### Your objective
Return the lines where the word "arcsec" occurs.

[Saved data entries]
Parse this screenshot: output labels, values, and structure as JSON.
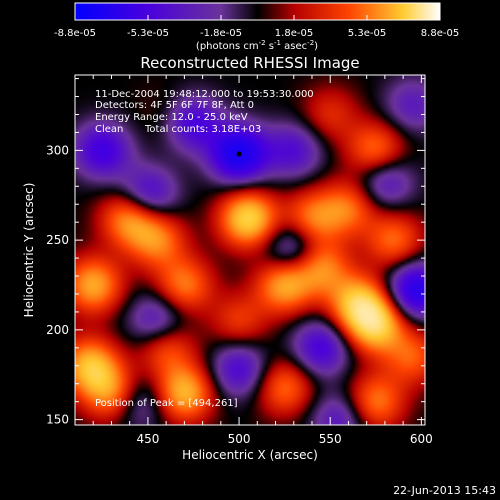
{
  "chart_data": {
    "type": "heatmap",
    "title": "Reconstructed RHESSI Image",
    "xlabel": "Heliocentric X (arcsec)",
    "ylabel": "Heliocentric Y (arcsec)",
    "xlim": [
      410,
      602
    ],
    "ylim": [
      147,
      342
    ],
    "x_ticks": [
      450,
      500,
      550,
      600
    ],
    "y_ticks": [
      150,
      200,
      250,
      300
    ],
    "colorbar": {
      "ticks": [
        "-8.8e-05",
        "-5.3e-05",
        "-1.8e-05",
        "1.8e-05",
        "5.3e-05",
        "8.8e-05"
      ],
      "range": [
        -8.8e-05,
        8.8e-05
      ],
      "unit_pre": "(photons cm",
      "unit_exp1": "-2",
      "unit_mid": " s",
      "unit_exp2": "-1",
      "unit_mid2": " asec",
      "unit_exp3": "-2",
      "unit_post": ")"
    },
    "annotations": {
      "time_range": "11-Dec-2004 19:48:12.000 to 19:53:30.000",
      "detectors": "Detectors: 4F 5F 6F 7F 8F, Att 0",
      "energy": "Energy Range: 12.0 - 25.0 keV",
      "clean": "Clean",
      "total_counts": "Total counts: 3.18E+03",
      "peak": "Position of Peak = [494,261]"
    },
    "marked_point": [
      500,
      298
    ],
    "sources": [
      {
        "x": 440,
        "y": 262,
        "v": 0.65
      },
      {
        "x": 455,
        "y": 250,
        "v": 0.55
      },
      {
        "x": 420,
        "y": 225,
        "v": 0.7
      },
      {
        "x": 470,
        "y": 225,
        "v": 0.55
      },
      {
        "x": 505,
        "y": 262,
        "v": 0.9
      },
      {
        "x": 540,
        "y": 262,
        "v": 0.55
      },
      {
        "x": 560,
        "y": 268,
        "v": 0.5
      },
      {
        "x": 575,
        "y": 300,
        "v": 0.55
      },
      {
        "x": 585,
        "y": 250,
        "v": 0.5
      },
      {
        "x": 545,
        "y": 235,
        "v": 0.6
      },
      {
        "x": 525,
        "y": 225,
        "v": 0.7
      },
      {
        "x": 565,
        "y": 215,
        "v": 0.75
      },
      {
        "x": 575,
        "y": 203,
        "v": 0.85
      },
      {
        "x": 500,
        "y": 205,
        "v": 0.35
      },
      {
        "x": 418,
        "y": 180,
        "v": 0.75
      },
      {
        "x": 430,
        "y": 165,
        "v": 0.6
      },
      {
        "x": 470,
        "y": 165,
        "v": 0.75
      },
      {
        "x": 460,
        "y": 190,
        "v": 0.45
      },
      {
        "x": 525,
        "y": 168,
        "v": 0.5
      },
      {
        "x": 575,
        "y": 160,
        "v": 0.55
      },
      {
        "x": 595,
        "y": 185,
        "v": 0.45
      },
      {
        "x": 550,
        "y": 320,
        "v": 0.3
      },
      {
        "x": 460,
        "y": 320,
        "v": 0.1
      },
      {
        "x": 500,
        "y": 298,
        "v": -0.95
      },
      {
        "x": 475,
        "y": 315,
        "v": -0.55
      },
      {
        "x": 425,
        "y": 300,
        "v": -0.6
      },
      {
        "x": 450,
        "y": 275,
        "v": -0.55
      },
      {
        "x": 530,
        "y": 300,
        "v": -0.45
      },
      {
        "x": 530,
        "y": 245,
        "v": -0.5
      },
      {
        "x": 597,
        "y": 222,
        "v": -0.8
      },
      {
        "x": 580,
        "y": 283,
        "v": -0.45
      },
      {
        "x": 455,
        "y": 205,
        "v": -0.45
      },
      {
        "x": 545,
        "y": 190,
        "v": -0.55
      },
      {
        "x": 500,
        "y": 178,
        "v": -0.5
      },
      {
        "x": 445,
        "y": 160,
        "v": -0.35
      },
      {
        "x": 555,
        "y": 150,
        "v": -0.4
      },
      {
        "x": 595,
        "y": 325,
        "v": -0.35
      }
    ]
  },
  "footer": {
    "date": "22-Jun-2013 15:43"
  }
}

### Problem solution
    "xlabel": "Heliocentric X (arcsec)",
    "ylabel": "Heliocentric Y (arcsec)",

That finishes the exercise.